▶ _THE TASK_:
State the number of lines that contain the word "header", and add nothing else.

▶ _EXTRACTED INFORMATION_:
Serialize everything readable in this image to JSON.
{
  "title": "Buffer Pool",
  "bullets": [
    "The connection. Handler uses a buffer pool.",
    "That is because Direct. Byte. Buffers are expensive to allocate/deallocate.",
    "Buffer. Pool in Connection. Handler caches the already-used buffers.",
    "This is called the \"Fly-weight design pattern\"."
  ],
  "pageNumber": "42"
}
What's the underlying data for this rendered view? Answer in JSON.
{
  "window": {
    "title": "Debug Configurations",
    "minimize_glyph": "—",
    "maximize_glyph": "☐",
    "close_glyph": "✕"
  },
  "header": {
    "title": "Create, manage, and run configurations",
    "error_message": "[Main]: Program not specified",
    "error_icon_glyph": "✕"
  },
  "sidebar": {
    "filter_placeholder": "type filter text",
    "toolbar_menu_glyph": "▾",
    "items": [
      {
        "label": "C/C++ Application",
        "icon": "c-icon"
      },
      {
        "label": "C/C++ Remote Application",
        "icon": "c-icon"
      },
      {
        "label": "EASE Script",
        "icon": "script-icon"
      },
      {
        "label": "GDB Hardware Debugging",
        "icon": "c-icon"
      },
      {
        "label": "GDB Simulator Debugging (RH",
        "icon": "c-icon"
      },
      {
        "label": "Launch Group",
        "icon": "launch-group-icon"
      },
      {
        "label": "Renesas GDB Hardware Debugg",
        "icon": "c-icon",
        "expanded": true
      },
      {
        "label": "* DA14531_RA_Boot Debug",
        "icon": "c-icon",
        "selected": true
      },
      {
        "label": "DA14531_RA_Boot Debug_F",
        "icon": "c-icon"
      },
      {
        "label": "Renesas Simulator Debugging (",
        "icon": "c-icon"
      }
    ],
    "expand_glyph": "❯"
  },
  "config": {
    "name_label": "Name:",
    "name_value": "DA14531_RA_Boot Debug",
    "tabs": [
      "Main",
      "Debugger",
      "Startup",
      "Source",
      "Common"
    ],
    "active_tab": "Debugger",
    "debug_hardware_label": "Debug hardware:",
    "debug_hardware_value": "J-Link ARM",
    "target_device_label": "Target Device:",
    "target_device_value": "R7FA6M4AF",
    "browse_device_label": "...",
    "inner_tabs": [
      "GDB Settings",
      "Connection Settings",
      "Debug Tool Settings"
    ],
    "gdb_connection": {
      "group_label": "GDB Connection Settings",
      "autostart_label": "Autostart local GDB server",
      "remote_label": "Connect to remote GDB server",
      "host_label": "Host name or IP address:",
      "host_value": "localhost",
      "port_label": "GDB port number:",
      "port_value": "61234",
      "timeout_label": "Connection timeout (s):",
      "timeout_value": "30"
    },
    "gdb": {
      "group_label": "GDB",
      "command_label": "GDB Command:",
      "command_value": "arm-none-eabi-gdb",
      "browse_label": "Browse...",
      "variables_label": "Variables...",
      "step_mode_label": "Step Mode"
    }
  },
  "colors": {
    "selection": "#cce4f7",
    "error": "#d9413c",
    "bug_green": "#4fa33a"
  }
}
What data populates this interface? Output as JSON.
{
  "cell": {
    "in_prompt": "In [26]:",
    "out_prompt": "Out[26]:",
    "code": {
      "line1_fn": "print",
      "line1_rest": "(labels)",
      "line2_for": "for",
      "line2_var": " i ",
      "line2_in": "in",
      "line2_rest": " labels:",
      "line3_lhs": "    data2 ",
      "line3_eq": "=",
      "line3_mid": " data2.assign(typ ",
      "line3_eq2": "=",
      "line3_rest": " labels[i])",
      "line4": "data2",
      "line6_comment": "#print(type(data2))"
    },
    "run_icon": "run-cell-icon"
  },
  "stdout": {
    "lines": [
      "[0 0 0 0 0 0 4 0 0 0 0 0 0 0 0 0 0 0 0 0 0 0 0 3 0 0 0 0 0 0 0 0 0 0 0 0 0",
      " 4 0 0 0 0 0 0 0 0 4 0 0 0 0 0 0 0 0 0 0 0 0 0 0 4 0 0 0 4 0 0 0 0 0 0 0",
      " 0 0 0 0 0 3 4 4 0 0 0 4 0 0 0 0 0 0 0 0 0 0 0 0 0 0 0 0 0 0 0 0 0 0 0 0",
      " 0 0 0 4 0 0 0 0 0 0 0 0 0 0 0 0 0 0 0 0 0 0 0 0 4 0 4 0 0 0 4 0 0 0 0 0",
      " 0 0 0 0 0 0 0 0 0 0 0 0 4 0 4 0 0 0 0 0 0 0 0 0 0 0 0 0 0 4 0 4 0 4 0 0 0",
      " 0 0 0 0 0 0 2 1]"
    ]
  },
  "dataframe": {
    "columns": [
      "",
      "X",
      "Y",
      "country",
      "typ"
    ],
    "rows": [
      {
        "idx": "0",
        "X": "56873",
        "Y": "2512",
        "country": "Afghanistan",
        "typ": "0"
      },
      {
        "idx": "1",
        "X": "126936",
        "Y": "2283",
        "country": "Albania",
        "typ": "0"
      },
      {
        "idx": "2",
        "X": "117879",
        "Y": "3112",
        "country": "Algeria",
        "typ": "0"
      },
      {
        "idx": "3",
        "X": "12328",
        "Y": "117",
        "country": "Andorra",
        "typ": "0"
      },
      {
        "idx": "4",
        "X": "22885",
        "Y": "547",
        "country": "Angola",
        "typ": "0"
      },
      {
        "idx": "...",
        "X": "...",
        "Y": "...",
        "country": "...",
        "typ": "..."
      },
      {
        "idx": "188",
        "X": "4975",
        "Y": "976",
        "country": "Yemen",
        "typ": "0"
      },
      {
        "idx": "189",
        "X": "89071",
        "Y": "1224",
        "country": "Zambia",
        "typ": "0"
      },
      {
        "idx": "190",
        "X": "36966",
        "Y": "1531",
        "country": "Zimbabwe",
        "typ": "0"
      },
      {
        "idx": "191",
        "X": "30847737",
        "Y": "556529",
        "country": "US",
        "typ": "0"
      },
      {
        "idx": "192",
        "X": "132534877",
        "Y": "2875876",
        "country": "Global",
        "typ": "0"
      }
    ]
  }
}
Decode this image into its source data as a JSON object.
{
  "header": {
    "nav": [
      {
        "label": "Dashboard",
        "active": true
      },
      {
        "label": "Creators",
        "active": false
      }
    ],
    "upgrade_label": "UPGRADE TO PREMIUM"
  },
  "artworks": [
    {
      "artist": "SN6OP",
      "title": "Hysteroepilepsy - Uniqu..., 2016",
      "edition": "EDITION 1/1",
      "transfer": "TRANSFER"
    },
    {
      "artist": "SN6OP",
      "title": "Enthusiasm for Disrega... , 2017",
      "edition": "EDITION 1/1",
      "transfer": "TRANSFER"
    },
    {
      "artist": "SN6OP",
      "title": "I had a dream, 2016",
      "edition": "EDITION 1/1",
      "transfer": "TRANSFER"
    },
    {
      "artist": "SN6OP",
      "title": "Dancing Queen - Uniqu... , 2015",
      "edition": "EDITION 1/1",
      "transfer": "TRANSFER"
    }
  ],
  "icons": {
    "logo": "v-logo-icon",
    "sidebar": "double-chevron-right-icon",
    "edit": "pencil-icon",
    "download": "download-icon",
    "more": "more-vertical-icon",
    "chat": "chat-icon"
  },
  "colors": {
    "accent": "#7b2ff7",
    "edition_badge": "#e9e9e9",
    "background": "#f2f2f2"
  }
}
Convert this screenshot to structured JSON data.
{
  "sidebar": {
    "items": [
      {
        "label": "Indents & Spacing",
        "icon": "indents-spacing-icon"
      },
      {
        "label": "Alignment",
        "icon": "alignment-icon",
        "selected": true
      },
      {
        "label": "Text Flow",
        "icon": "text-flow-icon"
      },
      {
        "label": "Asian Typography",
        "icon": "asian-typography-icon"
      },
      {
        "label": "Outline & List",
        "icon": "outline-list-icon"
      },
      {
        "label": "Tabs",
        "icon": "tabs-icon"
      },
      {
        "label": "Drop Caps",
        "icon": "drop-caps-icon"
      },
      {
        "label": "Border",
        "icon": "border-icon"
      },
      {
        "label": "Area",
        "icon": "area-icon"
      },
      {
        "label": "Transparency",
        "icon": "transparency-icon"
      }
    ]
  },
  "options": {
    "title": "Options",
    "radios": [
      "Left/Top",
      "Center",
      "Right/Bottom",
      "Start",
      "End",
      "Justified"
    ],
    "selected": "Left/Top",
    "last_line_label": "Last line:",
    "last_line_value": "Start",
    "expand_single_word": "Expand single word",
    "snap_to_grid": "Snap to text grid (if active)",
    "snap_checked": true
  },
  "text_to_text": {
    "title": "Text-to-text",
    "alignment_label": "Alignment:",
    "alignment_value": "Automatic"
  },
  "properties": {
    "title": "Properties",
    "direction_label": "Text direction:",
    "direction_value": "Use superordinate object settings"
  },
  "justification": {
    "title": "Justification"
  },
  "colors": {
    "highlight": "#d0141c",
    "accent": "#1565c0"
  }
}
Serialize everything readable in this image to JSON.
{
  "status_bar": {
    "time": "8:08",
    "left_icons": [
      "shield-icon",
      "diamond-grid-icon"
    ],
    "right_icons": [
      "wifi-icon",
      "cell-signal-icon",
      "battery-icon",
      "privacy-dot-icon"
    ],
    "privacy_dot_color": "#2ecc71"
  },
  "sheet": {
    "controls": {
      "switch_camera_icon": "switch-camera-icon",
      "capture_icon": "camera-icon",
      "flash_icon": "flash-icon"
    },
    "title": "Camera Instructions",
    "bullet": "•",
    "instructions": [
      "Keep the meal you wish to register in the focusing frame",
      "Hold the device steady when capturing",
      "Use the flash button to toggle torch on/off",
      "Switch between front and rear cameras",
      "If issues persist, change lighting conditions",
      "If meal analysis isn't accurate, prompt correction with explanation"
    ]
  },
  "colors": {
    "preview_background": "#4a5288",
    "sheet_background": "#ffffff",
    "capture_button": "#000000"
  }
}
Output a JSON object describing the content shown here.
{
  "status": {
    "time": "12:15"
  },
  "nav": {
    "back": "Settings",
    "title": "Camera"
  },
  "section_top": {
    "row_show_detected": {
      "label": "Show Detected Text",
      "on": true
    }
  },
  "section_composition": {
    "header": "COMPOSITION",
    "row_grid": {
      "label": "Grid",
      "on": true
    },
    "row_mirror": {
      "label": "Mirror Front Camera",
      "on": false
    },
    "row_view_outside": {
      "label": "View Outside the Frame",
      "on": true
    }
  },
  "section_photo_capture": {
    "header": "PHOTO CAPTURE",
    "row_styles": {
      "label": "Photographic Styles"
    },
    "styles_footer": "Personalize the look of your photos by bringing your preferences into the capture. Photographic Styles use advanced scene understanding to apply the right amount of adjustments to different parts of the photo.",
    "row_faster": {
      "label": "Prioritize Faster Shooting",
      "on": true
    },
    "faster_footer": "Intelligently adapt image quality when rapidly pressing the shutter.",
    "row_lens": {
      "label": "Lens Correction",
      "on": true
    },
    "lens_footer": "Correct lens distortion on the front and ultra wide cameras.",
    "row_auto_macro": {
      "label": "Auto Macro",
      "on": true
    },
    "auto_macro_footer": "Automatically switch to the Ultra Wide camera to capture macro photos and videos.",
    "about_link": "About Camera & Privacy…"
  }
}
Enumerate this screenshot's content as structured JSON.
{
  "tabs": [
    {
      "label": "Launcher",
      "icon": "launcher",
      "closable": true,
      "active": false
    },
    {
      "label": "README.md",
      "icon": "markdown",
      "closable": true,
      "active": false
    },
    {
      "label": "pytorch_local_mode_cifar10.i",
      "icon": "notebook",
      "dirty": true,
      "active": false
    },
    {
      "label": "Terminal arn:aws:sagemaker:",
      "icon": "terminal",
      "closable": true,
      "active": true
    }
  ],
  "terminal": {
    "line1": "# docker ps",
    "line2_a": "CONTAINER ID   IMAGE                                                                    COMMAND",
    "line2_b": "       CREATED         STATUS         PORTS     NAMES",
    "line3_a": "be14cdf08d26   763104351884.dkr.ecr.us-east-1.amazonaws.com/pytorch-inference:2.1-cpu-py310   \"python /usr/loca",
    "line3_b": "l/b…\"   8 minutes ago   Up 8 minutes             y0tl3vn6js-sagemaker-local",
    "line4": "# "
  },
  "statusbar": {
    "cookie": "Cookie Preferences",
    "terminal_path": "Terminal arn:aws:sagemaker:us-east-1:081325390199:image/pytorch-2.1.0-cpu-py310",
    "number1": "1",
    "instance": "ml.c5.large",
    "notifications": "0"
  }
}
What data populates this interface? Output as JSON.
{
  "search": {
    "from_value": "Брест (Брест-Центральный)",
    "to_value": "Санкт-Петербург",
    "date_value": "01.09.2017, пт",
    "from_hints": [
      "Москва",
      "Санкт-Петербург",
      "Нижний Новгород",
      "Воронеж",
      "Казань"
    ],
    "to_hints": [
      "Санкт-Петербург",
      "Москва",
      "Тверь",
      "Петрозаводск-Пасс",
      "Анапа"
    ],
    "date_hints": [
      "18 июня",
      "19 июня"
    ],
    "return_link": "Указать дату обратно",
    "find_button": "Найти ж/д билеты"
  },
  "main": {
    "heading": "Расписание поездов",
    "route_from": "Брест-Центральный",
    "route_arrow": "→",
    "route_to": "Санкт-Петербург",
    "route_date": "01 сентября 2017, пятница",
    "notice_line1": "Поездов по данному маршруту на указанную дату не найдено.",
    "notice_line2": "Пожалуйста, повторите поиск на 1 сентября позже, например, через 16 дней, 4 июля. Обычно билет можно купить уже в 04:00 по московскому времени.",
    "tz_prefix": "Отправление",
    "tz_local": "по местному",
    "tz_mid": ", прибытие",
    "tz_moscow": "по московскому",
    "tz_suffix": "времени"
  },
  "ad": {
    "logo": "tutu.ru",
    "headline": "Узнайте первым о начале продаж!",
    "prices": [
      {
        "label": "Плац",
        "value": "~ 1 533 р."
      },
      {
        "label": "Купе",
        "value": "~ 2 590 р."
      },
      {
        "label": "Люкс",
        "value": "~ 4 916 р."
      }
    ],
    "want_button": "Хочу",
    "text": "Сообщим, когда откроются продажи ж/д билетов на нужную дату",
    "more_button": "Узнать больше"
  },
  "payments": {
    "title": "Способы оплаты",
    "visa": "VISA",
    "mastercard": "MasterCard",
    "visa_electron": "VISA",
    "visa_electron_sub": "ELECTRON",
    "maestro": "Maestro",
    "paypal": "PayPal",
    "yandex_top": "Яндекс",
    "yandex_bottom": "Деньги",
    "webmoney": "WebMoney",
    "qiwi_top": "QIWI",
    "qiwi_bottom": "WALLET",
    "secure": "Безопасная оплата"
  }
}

▶ _FULL RESPONSE_:
4